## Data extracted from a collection
-.-.-

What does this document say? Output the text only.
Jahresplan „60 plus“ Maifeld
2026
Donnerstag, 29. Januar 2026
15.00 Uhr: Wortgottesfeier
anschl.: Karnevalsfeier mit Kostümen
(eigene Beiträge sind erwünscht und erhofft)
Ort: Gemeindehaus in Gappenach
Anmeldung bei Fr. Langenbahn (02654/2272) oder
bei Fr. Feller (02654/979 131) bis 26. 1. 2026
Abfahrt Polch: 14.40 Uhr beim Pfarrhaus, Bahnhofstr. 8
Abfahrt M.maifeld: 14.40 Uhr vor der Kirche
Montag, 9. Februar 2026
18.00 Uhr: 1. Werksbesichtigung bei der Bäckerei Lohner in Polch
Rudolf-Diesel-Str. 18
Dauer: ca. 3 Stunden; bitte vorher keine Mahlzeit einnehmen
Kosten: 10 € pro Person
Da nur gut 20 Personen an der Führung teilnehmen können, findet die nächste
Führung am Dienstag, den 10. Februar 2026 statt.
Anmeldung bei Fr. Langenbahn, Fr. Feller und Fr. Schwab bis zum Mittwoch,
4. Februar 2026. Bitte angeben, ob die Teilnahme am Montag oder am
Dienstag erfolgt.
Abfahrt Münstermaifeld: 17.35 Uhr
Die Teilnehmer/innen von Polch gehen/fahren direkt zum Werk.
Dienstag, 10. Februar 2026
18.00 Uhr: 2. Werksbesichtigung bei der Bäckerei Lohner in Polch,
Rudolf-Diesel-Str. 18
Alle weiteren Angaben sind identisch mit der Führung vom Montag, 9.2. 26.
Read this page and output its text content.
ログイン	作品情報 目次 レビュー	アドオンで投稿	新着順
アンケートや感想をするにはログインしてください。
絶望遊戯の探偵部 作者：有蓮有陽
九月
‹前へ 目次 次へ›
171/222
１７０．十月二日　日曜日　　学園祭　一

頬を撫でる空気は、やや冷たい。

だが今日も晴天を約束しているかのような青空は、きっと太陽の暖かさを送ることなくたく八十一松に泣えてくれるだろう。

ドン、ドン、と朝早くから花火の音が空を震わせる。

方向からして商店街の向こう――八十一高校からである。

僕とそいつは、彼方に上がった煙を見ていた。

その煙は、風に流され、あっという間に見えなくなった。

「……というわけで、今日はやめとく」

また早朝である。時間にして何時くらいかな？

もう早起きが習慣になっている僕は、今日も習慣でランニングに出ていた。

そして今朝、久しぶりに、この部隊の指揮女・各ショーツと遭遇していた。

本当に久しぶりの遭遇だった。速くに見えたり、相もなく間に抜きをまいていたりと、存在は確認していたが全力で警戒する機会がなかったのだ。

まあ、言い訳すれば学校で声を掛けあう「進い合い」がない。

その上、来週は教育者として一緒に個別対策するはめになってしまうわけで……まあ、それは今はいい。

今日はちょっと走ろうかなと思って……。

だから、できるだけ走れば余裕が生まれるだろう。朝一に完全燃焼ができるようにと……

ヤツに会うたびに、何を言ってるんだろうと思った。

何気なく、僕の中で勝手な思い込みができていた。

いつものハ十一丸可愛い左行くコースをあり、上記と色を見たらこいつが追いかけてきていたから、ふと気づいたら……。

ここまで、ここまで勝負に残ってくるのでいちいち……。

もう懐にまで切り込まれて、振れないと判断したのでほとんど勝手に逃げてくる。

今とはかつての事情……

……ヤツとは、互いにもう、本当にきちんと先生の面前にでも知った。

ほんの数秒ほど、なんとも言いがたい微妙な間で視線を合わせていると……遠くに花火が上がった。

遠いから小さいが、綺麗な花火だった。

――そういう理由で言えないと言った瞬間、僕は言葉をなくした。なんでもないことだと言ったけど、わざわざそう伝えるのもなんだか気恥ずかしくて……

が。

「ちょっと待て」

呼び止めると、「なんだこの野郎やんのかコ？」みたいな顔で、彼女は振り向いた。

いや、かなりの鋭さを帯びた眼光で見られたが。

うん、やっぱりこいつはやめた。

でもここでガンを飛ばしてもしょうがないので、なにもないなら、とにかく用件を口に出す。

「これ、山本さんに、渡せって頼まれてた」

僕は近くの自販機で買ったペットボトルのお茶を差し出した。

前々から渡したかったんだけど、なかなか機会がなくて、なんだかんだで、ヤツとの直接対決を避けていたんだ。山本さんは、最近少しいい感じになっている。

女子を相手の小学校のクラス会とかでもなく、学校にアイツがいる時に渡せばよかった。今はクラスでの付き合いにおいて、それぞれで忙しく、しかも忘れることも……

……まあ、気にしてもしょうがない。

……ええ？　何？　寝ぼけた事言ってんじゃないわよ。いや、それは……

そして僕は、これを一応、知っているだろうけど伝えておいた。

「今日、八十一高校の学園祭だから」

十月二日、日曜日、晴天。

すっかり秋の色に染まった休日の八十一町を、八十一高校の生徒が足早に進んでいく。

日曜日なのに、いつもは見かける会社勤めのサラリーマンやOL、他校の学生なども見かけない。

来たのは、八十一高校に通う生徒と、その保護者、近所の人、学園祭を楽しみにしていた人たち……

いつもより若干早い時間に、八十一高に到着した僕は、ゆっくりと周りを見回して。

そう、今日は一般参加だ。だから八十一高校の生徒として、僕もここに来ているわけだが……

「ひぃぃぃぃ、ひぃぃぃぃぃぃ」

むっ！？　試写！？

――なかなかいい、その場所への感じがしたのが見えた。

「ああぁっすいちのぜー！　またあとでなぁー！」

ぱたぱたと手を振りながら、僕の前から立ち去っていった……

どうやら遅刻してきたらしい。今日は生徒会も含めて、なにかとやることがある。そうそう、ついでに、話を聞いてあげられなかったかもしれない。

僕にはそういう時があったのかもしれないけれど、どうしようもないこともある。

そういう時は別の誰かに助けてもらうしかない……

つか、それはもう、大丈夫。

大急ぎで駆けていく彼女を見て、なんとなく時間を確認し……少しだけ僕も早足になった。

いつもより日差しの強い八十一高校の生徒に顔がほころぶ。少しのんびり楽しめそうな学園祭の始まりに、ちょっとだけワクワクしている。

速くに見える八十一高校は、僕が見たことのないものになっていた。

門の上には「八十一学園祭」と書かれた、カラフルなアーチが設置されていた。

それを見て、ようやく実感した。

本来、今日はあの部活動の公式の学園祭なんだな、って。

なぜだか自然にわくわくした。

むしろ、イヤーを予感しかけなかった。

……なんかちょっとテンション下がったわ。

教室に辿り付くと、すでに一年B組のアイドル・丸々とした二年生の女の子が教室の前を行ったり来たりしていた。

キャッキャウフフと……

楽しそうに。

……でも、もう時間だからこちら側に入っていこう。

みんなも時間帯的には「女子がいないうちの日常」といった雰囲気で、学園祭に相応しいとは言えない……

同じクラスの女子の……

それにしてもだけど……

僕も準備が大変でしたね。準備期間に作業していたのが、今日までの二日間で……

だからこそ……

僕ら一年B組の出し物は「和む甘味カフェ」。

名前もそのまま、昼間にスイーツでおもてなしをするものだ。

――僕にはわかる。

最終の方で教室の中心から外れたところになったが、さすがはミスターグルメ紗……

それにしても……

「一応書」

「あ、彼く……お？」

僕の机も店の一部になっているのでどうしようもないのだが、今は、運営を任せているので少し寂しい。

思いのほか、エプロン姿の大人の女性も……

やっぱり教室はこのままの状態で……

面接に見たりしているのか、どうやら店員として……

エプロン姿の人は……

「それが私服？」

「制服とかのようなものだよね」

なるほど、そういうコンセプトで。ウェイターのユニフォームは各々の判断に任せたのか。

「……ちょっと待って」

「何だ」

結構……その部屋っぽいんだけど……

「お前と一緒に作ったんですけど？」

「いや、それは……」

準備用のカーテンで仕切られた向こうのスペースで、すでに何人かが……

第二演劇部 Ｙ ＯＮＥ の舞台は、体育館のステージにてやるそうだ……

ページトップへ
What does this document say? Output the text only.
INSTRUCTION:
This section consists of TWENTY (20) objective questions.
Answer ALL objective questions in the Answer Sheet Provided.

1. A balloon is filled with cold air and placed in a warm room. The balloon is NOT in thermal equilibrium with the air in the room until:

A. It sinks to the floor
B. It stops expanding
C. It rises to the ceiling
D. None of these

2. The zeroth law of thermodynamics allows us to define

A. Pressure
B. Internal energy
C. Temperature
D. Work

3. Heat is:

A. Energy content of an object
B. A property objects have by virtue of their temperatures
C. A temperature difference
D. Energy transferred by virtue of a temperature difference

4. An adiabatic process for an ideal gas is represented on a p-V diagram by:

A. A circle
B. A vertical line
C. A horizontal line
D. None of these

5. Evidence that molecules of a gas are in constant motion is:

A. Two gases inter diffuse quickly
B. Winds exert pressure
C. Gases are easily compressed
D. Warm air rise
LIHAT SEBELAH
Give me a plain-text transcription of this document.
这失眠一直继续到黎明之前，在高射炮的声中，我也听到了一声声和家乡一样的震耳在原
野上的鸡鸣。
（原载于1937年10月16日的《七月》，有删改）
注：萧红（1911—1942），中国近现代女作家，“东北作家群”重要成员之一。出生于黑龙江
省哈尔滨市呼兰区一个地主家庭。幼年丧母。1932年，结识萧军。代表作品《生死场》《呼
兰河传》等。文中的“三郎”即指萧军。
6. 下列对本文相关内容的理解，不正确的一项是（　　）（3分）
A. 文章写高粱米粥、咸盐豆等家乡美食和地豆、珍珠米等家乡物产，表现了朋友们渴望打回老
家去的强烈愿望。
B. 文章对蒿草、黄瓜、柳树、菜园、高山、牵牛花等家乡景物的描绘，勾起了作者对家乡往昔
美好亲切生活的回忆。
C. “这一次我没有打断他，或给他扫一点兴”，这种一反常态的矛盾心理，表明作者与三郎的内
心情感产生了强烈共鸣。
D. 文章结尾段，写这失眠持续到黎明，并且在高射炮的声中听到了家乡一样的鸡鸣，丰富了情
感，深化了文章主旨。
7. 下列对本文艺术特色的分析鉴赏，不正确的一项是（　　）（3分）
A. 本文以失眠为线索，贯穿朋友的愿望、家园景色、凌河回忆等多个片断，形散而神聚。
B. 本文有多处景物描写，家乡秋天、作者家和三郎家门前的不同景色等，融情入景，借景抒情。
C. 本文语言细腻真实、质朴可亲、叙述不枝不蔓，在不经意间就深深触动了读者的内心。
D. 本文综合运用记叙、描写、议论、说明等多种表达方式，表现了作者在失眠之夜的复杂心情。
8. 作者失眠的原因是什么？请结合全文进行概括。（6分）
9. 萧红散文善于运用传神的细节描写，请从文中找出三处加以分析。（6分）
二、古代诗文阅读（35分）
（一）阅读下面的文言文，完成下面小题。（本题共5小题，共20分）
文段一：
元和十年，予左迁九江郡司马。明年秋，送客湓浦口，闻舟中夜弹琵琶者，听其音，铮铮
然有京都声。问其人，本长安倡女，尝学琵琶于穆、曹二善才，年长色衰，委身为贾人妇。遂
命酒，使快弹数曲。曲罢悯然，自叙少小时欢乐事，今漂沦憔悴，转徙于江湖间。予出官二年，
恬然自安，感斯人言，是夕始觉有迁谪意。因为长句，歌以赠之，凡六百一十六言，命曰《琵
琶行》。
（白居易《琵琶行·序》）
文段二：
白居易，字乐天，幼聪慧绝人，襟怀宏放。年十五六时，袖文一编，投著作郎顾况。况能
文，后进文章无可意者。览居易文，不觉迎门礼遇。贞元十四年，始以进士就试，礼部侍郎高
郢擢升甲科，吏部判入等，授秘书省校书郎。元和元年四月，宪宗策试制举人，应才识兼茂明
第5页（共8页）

-.-.-

What is the number of lines in the records that contain the string "Anmeldung"? Give only that number.

2